*Do this:* Where a line in the listing below contains the word "label", copy that line.

-*-

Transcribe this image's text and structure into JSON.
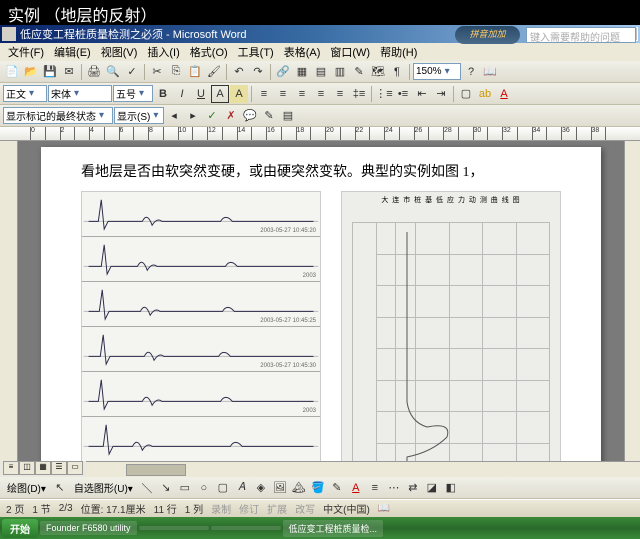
{
  "slide_title": "实例  （地层的反射）",
  "window": {
    "title": "低应变工程桩质量检测之必须 - Microsoft Word",
    "help_placeholder": "键入需要帮助的问题",
    "banner": "拼音加加"
  },
  "menu": [
    "文件(F)",
    "编辑(E)",
    "视图(V)",
    "插入(I)",
    "格式(O)",
    "工具(T)",
    "表格(A)",
    "窗口(W)",
    "帮助(H)"
  ],
  "toolbar1": {
    "zoom": "150%"
  },
  "toolbar2": {
    "style": "正文",
    "font": "宋体",
    "size": "五号"
  },
  "toolbar3": {
    "track": "显示标记的最终状态",
    "show": "显示(S)"
  },
  "document": {
    "main_text": "看地层是否由软突然变硬，或由硬突然变软。典型的实例如图 1，",
    "right_title": "大 连 市 桩 基 低 应 力 动 测 曲 线 图",
    "waveforms": [
      {
        "label": "2003-05-27 10:45:20",
        "peaks": [
          15,
          60,
          140
        ]
      },
      {
        "label": "2003",
        "peaks": [
          18,
          55,
          145
        ]
      },
      {
        "label": "2003-05-27 10:45:25",
        "peaks": [
          16,
          58,
          142
        ]
      },
      {
        "label": "2003-05-27 10:45:30",
        "peaks": [
          17,
          62,
          138
        ]
      },
      {
        "label": "2003",
        "peaks": [
          15,
          60,
          140
        ]
      },
      {
        "label": "",
        "peaks": [
          20,
          50,
          150
        ]
      }
    ],
    "chart_colors": {
      "stroke": "#2a2a4a",
      "bg": "#f4f4f0",
      "grid": "#bbbbbb"
    }
  },
  "status": {
    "page": "2 页",
    "section": "1 节",
    "pages": "2/3",
    "position": "位置: 17.1厘米",
    "line": "11 行",
    "col": "1 列",
    "lang": "中文(中国)"
  },
  "taskbar": {
    "start": "开始",
    "items": [
      "Founder F6580 utility",
      "",
      "",
      "低应变工程桩质量检..."
    ]
  }
}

-*-

*Solution:*
        "label": "2003-05-27 10:45:20",
        "label": "2003",
        "label": "2003-05-27 10:45:25",
        "label": "2003-05-27 10:45:30",
        "label": "2003",
        "label": "",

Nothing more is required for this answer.